(Exercise prompt)
Your task is to copy every record exactly.

======

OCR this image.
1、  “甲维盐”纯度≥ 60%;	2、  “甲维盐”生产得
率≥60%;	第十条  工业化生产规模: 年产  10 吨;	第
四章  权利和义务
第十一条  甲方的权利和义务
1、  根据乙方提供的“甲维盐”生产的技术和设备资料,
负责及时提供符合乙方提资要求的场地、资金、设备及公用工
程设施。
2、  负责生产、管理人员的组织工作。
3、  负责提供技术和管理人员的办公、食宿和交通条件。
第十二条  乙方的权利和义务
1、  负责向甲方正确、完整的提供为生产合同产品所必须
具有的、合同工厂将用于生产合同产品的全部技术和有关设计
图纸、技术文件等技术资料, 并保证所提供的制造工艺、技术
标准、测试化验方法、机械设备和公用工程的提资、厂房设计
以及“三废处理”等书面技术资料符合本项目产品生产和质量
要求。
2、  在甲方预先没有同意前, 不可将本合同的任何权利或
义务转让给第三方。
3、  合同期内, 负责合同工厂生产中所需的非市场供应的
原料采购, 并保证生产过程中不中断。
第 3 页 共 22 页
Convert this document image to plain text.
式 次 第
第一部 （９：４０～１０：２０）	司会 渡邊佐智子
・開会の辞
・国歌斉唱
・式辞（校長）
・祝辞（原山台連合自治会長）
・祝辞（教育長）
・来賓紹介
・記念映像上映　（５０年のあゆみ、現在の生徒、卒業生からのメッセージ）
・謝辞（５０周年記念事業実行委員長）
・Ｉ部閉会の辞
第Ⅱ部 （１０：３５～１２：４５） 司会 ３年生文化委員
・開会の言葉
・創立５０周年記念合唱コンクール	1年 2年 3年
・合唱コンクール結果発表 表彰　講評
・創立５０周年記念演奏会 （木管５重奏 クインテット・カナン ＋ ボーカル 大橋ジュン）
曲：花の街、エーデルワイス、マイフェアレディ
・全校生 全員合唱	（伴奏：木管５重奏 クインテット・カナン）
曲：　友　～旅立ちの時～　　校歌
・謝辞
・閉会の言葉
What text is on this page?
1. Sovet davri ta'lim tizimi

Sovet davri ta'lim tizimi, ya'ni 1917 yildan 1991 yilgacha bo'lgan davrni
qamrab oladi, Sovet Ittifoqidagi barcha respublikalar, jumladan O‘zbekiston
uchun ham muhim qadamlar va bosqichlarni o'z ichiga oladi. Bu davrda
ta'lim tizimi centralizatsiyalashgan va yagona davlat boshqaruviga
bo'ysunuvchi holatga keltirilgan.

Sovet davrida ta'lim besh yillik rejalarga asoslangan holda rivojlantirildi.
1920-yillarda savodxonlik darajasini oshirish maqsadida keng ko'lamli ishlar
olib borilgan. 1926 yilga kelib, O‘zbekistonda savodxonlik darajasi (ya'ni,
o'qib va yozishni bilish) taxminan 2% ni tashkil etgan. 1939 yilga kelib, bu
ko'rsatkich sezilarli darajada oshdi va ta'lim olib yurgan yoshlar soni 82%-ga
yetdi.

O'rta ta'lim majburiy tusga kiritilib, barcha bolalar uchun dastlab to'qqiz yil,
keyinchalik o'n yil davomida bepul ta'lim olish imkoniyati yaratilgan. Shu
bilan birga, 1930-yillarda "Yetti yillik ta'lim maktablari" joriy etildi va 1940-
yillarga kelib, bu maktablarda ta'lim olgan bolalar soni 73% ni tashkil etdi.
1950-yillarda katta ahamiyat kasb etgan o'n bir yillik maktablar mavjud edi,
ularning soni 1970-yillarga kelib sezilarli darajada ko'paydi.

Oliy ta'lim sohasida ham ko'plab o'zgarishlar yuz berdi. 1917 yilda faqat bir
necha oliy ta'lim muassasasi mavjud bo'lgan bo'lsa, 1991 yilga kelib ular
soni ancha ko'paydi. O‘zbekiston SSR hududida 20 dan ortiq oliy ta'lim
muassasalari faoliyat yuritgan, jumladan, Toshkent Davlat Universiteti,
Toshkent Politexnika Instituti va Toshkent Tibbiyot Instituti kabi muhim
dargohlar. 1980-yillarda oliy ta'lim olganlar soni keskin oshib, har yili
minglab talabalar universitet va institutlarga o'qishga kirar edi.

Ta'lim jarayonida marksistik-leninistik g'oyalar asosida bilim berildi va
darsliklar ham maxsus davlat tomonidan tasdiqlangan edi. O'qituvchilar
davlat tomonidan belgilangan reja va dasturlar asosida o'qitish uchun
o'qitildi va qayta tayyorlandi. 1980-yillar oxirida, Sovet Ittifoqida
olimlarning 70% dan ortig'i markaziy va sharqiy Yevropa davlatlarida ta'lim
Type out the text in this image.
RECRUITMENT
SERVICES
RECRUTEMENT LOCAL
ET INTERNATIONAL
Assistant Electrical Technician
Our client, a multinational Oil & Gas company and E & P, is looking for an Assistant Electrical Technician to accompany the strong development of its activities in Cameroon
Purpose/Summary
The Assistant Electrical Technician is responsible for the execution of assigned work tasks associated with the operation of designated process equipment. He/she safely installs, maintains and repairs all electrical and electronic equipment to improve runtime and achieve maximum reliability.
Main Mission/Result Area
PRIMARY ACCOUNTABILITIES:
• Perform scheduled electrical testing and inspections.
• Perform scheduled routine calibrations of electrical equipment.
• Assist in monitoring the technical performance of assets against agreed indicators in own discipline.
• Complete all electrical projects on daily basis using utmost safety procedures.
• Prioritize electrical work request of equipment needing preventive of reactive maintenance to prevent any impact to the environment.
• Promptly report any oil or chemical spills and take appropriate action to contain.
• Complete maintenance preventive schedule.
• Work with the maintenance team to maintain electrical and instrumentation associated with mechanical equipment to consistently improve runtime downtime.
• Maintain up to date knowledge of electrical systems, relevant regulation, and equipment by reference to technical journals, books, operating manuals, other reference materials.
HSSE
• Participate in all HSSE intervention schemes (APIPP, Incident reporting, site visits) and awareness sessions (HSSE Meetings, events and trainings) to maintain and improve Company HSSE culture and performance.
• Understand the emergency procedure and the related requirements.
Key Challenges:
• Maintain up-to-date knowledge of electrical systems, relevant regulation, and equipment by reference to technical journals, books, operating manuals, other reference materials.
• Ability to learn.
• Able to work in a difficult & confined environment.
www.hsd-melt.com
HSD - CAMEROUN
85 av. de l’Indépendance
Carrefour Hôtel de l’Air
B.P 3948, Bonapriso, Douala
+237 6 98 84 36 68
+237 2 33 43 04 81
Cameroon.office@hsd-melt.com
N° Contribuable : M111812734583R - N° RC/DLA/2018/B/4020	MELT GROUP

======

(Exercise output)
OCR this image.
1、  “甲维盐”纯度≥ 60%;	2、  “甲维盐”生产得
率≥60%;	第十条  工业化生产规模: 年产  10 吨;	第
四章  权利和义务
第十一条  甲方的权利和义务
1、  根据乙方提供的“甲维盐”生产的技术和设备资料,
负责及时提供符合乙方提资要求的场地、资金、设备及公用工
程设施。
2、  负责生产、管理人员的组织工作。
3、  负责提供技术和管理人员的办公、食宿和交通条件。
第十二条  乙方的权利和义务
1、  负责向甲方正确、完整的提供为生产合同产品所必须
具有的、合同工厂将用于生产合同产品的全部技术和有关设计
图纸、技术文件等技术资料, 并保证所提供的制造工艺、技术
标准、测试化验方法、机械设备和公用工程的提资、厂房设计
以及“三废处理”等书面技术资料符合本项目产品生产和质量
要求。
2、  在甲方预先没有同意前, 不可将本合同的任何权利或
义务转让给第三方。
3、  合同期内, 负责合同工厂生产中所需的非市场供应的
原料采购, 并保证生产过程中不中断。
第 3 页 共 22 页
Convert this document image to plain text.
式 次 第
第一部 （９：４０～１０：２０）	司会 渡邊佐智子
・開会の辞
・国歌斉唱
・式辞（校長）
・祝辞（原山台連合自治会長）
・祝辞（教育長）
・来賓紹介
・記念映像上映　（５０年のあゆみ、現在の生徒、卒業生からのメッセージ）
・謝辞（５０周年記念事業実行委員長）
・Ｉ部閉会の辞
第Ⅱ部 （１０：３５～１２：４５） 司会 ３年生文化委員
・開会の言葉
・創立５０周年記念合唱コンクール	1年 2年 3年
・合唱コンクール結果発表 表彰　講評
・創立５０周年記念演奏会 （木管５重奏 クインテット・カナン ＋ ボーカル 大橋ジュン）
曲：花の街、エーデルワイス、マイフェアレディ
・全校生 全員合唱	（伴奏：木管５重奏 クインテット・カナン）
曲：　友　～旅立ちの時～　　校歌
・謝辞
・閉会の言葉
What text is on this page?
1. Sovet davri ta'lim tizimi

Sovet davri ta'lim tizimi, ya'ni 1917 yildan 1991 yilgacha bo'lgan davrni
qamrab oladi, Sovet Ittifoqidagi barcha respublikalar, jumladan O‘zbekiston
uchun ham muhim qadamlar va bosqichlarni o'z ichiga oladi. Bu davrda
ta'lim tizimi centralizatsiyalashgan va yagona davlat boshqaruviga
bo'ysunuvchi holatga keltirilgan.

Sovet davrida ta'lim besh yillik rejalarga asoslangan holda rivojlantirildi.
1920-yillarda savodxonlik darajasini oshirish maqsadida keng ko'lamli ishlar
olib borilgan. 1926 yilga kelib, O‘zbekistonda savodxonlik darajasi (ya'ni,
o'qib va yozishni bilish) taxminan 2% ni tashkil etgan. 1939 yilga kelib, bu
ko'rsatkich sezilarli darajada oshdi va ta'lim olib yurgan yoshlar soni 82%-ga
yetdi.

O'rta ta'lim majburiy tusga kiritilib, barcha bolalar uchun dastlab to'qqiz yil,
keyinchalik o'n yil davomida bepul ta'lim olish imkoniyati yaratilgan. Shu
bilan birga, 1930-yillarda "Yetti yillik ta'lim maktablari" joriy etildi va 1940-
yillarga kelib, bu maktablarda ta'lim olgan bolalar soni 73% ni tashkil etdi.
1950-yillarda katta ahamiyat kasb etgan o'n bir yillik maktablar mavjud edi,
ularning soni 1970-yillarga kelib sezilarli darajada ko'paydi.

Oliy ta'lim sohasida ham ko'plab o'zgarishlar yuz berdi. 1917 yilda faqat bir
necha oliy ta'lim muassasasi mavjud bo'lgan bo'lsa, 1991 yilga kelib ular
soni ancha ko'paydi. O‘zbekiston SSR hududida 20 dan ortiq oliy ta'lim
muassasalari faoliyat yuritgan, jumladan, Toshkent Davlat Universiteti,
Toshkent Politexnika Instituti va Toshkent Tibbiyot Instituti kabi muhim
dargohlar. 1980-yillarda oliy ta'lim olganlar soni keskin oshib, har yili
minglab talabalar universitet va institutlarga o'qishga kirar edi.

Ta'lim jarayonida marksistik-leninistik g'oyalar asosida bilim berildi va
darsliklar ham maxsus davlat tomonidan tasdiqlangan edi. O'qituvchilar
davlat tomonidan belgilangan reja va dasturlar asosida o'qitish uchun
o'qitildi va qayta tayyorlandi. 1980-yillar oxirida, Sovet Ittifoqida
olimlarning 70% dan ortig'i markaziy va sharqiy Yevropa davlatlarida ta'lim
Type out the text in this image.
RECRUITMENT
SERVICES
RECRUTEMENT LOCAL
ET INTERNATIONAL
Assistant Electrical Technician
Our client, a multinational Oil & Gas company and E & P, is looking for an Assistant Electrical Technician to accompany the strong development of its activities in Cameroon
Purpose/Summary
The Assistant Electrical Technician is responsible for the execution of assigned work tasks associated with the operation of designated process equipment. He/she safely installs, maintains and repairs all electrical and electronic equipment to improve runtime and achieve maximum reliability.
Main Mission/Result Area
PRIMARY ACCOUNTABILITIES:
• Perform scheduled electrical testing and inspections.
• Perform scheduled routine calibrations of electrical equipment.
• Assist in monitoring the technical performance of assets against agreed indicators in own discipline.
• Complete all electrical projects on daily basis using utmost safety procedures.
• Prioritize electrical work request of equipment needing preventive of reactive maintenance to prevent any impact to the environment.
• Promptly report any oil or chemical spills and take appropriate action to contain.
• Complete maintenance preventive schedule.
• Work with the maintenance team to maintain electrical and instrumentation associated with mechanical equipment to consistently improve runtime downtime.
• Maintain up to date knowledge of electrical systems, relevant regulation, and equipment by reference to technical journals, books, operating manuals, other reference materials.
HSSE
• Participate in all HSSE intervention schemes (APIPP, Incident reporting, site visits) and awareness sessions (HSSE Meetings, events and trainings) to maintain and improve Company HSSE culture and performance.
• Understand the emergency procedure and the related requirements.
Key Challenges:
• Maintain up-to-date knowledge of electrical systems, relevant regulation, and equipment by reference to technical journals, books, operating manuals, other reference materials.
• Ability to learn.
• Able to work in a difficult & confined environment.
www.hsd-melt.com
HSD - CAMEROUN
85 av. de l’Indépendance
Carrefour Hôtel de l’Air
B.P 3948, Bonapriso, Douala
+237 6 98 84 36 68
+237 2 33 43 04 81
Cameroon.office@hsd-melt.com
N° Contribuable : M111812734583R - N° RC/DLA/2018/B/4020	MELT GROUP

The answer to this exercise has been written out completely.